→ JOB
Return each line of the listing below without any change, character for character, but leave out the pictures.

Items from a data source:

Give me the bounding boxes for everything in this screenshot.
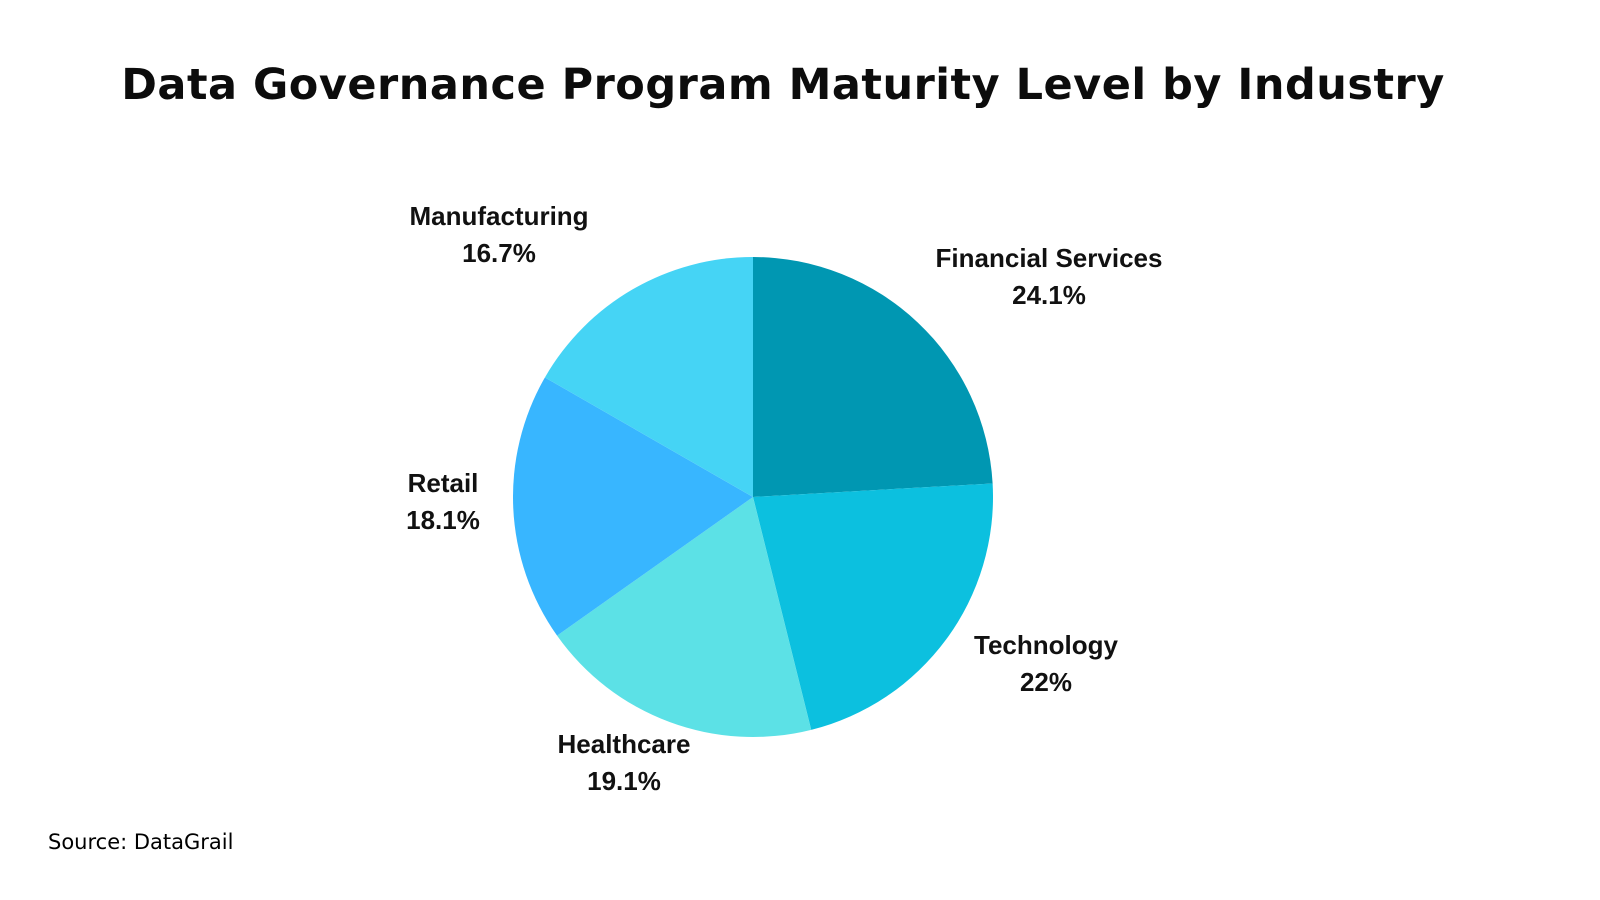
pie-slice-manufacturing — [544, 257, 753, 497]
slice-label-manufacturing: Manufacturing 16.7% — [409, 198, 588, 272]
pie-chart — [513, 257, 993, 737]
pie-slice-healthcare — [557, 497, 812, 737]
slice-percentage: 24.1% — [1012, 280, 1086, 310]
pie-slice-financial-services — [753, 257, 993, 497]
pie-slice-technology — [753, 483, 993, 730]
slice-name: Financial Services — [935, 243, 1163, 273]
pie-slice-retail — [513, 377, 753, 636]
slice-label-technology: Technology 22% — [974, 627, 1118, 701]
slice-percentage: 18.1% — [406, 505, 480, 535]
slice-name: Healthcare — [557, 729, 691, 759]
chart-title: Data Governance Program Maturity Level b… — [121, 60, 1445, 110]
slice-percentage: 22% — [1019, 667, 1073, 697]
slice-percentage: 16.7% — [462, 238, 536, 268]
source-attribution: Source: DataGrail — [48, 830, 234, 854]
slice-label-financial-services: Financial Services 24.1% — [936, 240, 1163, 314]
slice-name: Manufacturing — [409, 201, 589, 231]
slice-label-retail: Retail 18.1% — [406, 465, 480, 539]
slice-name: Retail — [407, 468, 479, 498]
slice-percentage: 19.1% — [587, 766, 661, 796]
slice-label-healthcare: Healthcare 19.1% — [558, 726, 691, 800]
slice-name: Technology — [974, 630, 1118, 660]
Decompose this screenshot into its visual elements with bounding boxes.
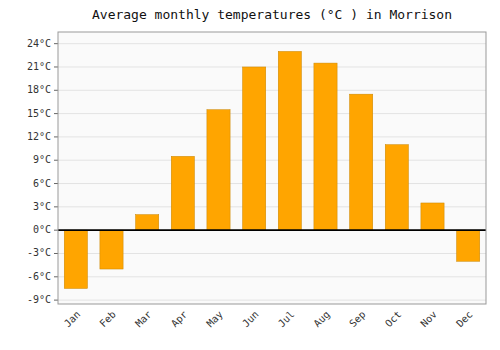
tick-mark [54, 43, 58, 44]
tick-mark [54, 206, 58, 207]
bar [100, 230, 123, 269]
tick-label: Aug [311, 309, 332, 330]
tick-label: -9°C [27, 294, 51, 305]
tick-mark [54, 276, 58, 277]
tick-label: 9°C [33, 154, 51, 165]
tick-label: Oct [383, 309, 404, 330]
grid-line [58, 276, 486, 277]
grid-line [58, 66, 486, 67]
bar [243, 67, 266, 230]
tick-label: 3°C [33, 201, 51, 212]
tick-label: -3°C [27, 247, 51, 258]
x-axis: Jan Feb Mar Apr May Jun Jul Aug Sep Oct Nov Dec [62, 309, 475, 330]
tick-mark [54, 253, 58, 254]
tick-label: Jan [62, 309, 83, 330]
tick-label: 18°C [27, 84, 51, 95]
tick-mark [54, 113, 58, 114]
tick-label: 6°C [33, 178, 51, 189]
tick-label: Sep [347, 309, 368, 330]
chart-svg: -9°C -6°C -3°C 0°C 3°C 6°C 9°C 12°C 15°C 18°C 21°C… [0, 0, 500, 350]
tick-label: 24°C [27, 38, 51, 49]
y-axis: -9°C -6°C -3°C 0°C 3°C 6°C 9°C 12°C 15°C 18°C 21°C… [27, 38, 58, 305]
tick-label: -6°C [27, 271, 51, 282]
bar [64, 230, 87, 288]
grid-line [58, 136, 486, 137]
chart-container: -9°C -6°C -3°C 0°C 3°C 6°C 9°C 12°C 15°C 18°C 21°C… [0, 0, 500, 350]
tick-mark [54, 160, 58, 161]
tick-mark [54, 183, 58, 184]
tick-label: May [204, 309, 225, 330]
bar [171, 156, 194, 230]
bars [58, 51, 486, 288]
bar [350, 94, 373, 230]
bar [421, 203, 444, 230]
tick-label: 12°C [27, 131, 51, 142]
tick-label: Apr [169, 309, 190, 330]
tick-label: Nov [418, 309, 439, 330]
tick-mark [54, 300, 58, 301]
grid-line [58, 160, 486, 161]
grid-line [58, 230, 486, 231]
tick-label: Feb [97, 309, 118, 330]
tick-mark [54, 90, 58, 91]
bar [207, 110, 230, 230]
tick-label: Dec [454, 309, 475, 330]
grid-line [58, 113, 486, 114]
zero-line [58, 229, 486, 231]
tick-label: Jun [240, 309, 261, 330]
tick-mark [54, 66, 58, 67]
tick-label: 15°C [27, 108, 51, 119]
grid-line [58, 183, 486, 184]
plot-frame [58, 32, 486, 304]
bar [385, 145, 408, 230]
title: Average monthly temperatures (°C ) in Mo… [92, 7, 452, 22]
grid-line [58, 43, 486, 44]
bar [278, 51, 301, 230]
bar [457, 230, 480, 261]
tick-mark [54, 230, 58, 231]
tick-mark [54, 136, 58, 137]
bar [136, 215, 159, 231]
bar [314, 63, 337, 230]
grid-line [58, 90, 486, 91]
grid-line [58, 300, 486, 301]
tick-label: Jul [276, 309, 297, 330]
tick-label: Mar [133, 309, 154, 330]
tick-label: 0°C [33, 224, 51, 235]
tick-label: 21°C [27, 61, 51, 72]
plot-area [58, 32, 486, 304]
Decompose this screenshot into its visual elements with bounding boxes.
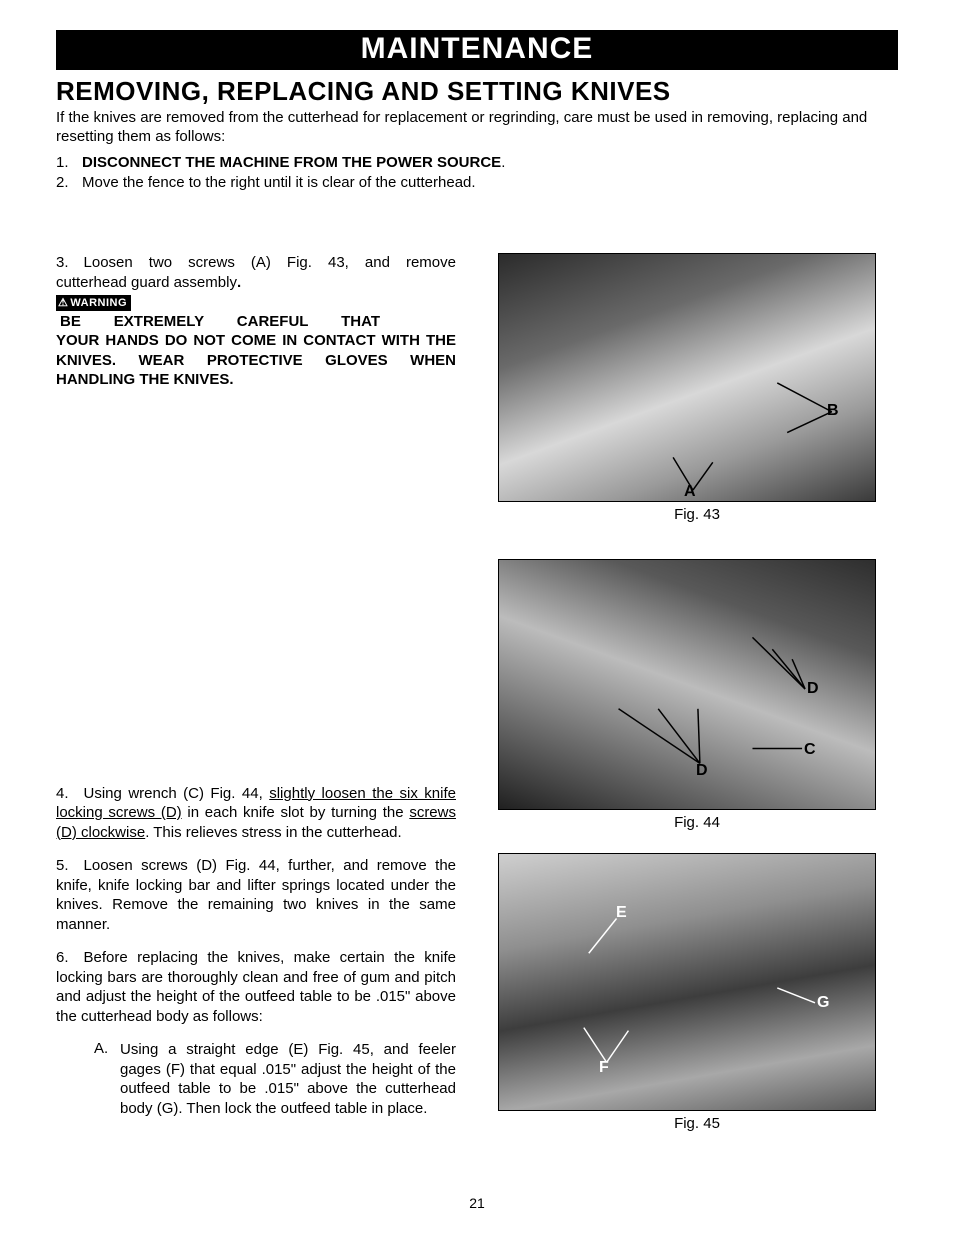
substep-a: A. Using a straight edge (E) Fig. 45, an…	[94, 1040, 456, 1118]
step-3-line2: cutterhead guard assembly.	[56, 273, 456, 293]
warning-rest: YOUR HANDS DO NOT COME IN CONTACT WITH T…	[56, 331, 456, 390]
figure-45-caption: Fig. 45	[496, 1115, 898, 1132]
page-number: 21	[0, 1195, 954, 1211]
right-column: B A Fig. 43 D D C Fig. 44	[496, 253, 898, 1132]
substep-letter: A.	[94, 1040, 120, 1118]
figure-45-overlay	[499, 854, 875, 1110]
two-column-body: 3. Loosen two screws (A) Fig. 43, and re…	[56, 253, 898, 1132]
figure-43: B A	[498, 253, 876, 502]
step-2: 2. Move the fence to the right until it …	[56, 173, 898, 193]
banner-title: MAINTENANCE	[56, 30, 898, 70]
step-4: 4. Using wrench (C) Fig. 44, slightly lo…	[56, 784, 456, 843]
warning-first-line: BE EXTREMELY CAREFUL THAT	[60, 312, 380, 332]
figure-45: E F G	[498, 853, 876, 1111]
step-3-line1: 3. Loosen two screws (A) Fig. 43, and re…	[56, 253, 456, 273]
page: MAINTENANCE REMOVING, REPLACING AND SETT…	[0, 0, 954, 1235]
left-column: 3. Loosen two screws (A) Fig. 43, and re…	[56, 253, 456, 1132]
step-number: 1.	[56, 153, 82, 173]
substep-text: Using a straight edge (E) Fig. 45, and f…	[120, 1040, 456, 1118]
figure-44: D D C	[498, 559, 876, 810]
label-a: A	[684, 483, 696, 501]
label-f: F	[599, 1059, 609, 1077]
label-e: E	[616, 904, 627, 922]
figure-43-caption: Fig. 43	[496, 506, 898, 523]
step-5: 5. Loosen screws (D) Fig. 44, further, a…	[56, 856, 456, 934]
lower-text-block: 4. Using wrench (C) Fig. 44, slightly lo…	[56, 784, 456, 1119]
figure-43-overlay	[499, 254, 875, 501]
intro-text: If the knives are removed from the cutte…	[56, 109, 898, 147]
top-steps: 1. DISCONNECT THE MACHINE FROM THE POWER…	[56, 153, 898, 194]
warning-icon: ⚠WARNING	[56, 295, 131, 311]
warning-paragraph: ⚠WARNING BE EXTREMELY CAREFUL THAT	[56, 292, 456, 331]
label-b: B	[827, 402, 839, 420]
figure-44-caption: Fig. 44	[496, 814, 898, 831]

→ WRITTEN RESPONSE
Give me the bounding boxes for everything in this screenshot.
pie-slice-manufacturing — [544, 257, 753, 497]
slice-label-manufacturing: Manufacturing 16.7% — [409, 198, 588, 272]
pie-chart — [513, 257, 993, 737]
pie-slice-healthcare — [557, 497, 812, 737]
slice-percentage: 24.1% — [1012, 280, 1086, 310]
pie-slice-financial-services — [753, 257, 993, 497]
pie-slice-technology — [753, 483, 993, 730]
slice-name: Financial Services — [935, 243, 1163, 273]
pie-slice-retail — [513, 377, 753, 636]
slice-label-technology: Technology 22% — [974, 627, 1118, 701]
slice-percentage: 18.1% — [406, 505, 480, 535]
slice-name: Healthcare — [557, 729, 691, 759]
chart-title: Data Governance Program Maturity Level b… — [121, 60, 1445, 110]
slice-percentage: 22% — [1019, 667, 1073, 697]
slice-percentage: 16.7% — [462, 238, 536, 268]
source-attribution: Source: DataGrail — [48, 830, 234, 854]
slice-label-financial-services: Financial Services 24.1% — [936, 240, 1163, 314]
slice-name: Manufacturing — [409, 201, 589, 231]
slice-label-retail: Retail 18.1% — [406, 465, 480, 539]
slice-name: Retail — [407, 468, 479, 498]
slice-percentage: 19.1% — [587, 766, 661, 796]
slice-label-healthcare: Healthcare 19.1% — [558, 726, 691, 800]
slice-name: Technology — [974, 630, 1118, 660]
Decompose this screenshot into its visual elements with bounding boxes.
tick-mark [54, 43, 58, 44]
tick-mark [54, 206, 58, 207]
bar [100, 230, 123, 269]
tick-label: Aug [311, 309, 332, 330]
tick-label: -9°C [27, 294, 51, 305]
tick-mark [54, 276, 58, 277]
tick-label: 9°C [33, 154, 51, 165]
tick-label: Oct [383, 309, 404, 330]
grid-line [58, 276, 486, 277]
grid-line [58, 66, 486, 67]
bar [243, 67, 266, 230]
tick-label: 3°C [33, 201, 51, 212]
tick-label: -3°C [27, 247, 51, 258]
x-axis: Jan Feb Mar Apr May Jun Jul Aug Sep Oct Nov Dec [62, 309, 475, 330]
tick-mark [54, 253, 58, 254]
tick-label: Jan [62, 309, 83, 330]
tick-label: 18°C [27, 84, 51, 95]
tick-mark [54, 113, 58, 114]
tick-label: 6°C [33, 178, 51, 189]
tick-label: Sep [347, 309, 368, 330]
chart-svg: -9°C -6°C -3°C 0°C 3°C 6°C 9°C 12°C 15°C 18°C 21°C… [0, 0, 500, 350]
tick-label: 24°C [27, 38, 51, 49]
y-axis: -9°C -6°C -3°C 0°C 3°C 6°C 9°C 12°C 15°C 18°C 21°C… [27, 38, 58, 305]
tick-label: -6°C [27, 271, 51, 282]
bar [64, 230, 87, 288]
grid-line [58, 136, 486, 137]
chart-container: -9°C -6°C -3°C 0°C 3°C 6°C 9°C 12°C 15°C 18°C 21°C… [0, 0, 500, 350]
tick-mark [54, 160, 58, 161]
tick-mark [54, 183, 58, 184]
tick-label: May [204, 309, 225, 330]
bar [171, 156, 194, 230]
bars [58, 51, 486, 288]
bar [350, 94, 373, 230]
bar [421, 203, 444, 230]
tick-label: 12°C [27, 131, 51, 142]
tick-label: Apr [169, 309, 190, 330]
tick-label: Nov [418, 309, 439, 330]
tick-mark [54, 300, 58, 301]
grid-line [58, 160, 486, 161]
grid-line [58, 230, 486, 231]
tick-label: Feb [97, 309, 118, 330]
tick-mark [54, 90, 58, 91]
bar [207, 110, 230, 230]
tick-label: Dec [454, 309, 475, 330]
grid-line [58, 113, 486, 114]
zero-line [58, 229, 486, 231]
tick-label: Jun [240, 309, 261, 330]
tick-mark [54, 66, 58, 67]
tick-label: 15°C [27, 108, 51, 119]
grid-line [58, 183, 486, 184]
plot-frame [58, 32, 486, 304]
bar [385, 145, 408, 230]
title: Average monthly temperatures (°C ) in Mo… [92, 7, 452, 22]
grid-line [58, 43, 486, 44]
bar [278, 51, 301, 230]
bar [457, 230, 480, 261]
tick-mark [54, 230, 58, 231]
tick-mark [54, 136, 58, 137]
bar [136, 215, 159, 231]
bar [314, 63, 337, 230]
grid-line [58, 90, 486, 91]
grid-line [58, 300, 486, 301]
tick-label: Jul [276, 309, 297, 330]
tick-label: Mar [133, 309, 154, 330]
tick-label: 0°C [33, 224, 51, 235]
tick-label: 21°C [27, 61, 51, 72]
plot-area [58, 32, 486, 304]
Decompose this screenshot into its visual elements with bounding boxes.
substep-a: A. Using a straight edge (E) Fig. 45, an…	[94, 1040, 456, 1118]
step-3-line2: cutterhead guard assembly.	[56, 273, 456, 293]
warning-rest: YOUR HANDS DO NOT COME IN CONTACT WITH T…	[56, 331, 456, 390]
figure-45-caption: Fig. 45	[496, 1115, 898, 1132]
page-number: 21	[0, 1195, 954, 1211]
right-column: B A Fig. 43 D D C Fig. 44	[496, 253, 898, 1132]
substep-letter: A.	[94, 1040, 120, 1118]
figure-45-overlay	[499, 854, 875, 1110]
two-column-body: 3. Loosen two screws (A) Fig. 43, and re…	[56, 253, 898, 1132]
figure-43: B A	[498, 253, 876, 502]
step-2: 2. Move the fence to the right until it …	[56, 173, 898, 193]
banner-title: MAINTENANCE	[56, 30, 898, 70]
step-4: 4. Using wrench (C) Fig. 44, slightly lo…	[56, 784, 456, 843]
warning-first-line: BE EXTREMELY CAREFUL THAT	[60, 312, 380, 332]
figure-45: E F G	[498, 853, 876, 1111]
step-3-line1: 3. Loosen two screws (A) Fig. 43, and re…	[56, 253, 456, 273]
page: MAINTENANCE REMOVING, REPLACING AND SETT…	[0, 0, 954, 1235]
left-column: 3. Loosen two screws (A) Fig. 43, and re…	[56, 253, 456, 1132]
step-number: 1.	[56, 153, 82, 173]
substep-text: Using a straight edge (E) Fig. 45, and f…	[120, 1040, 456, 1118]
figure-44: D D C	[498, 559, 876, 810]
label-a: A	[684, 483, 696, 501]
label-f: F	[599, 1059, 609, 1077]
label-e: E	[616, 904, 627, 922]
figure-43-caption: Fig. 43	[496, 506, 898, 523]
step-5: 5. Loosen screws (D) Fig. 44, further, a…	[56, 856, 456, 934]
lower-text-block: 4. Using wrench (C) Fig. 44, slightly lo…	[56, 784, 456, 1119]
figure-43-overlay	[499, 254, 875, 501]
intro-text: If the knives are removed from the cutte…	[56, 109, 898, 147]
top-steps: 1. DISCONNECT THE MACHINE FROM THE POWER…	[56, 153, 898, 194]
warning-icon: ⚠WARNING	[56, 295, 131, 311]
warning-paragraph: ⚠WARNING BE EXTREMELY CAREFUL THAT	[56, 292, 456, 331]
label-b: B	[827, 402, 839, 420]
figure-44-caption: Fig. 44	[496, 814, 898, 831]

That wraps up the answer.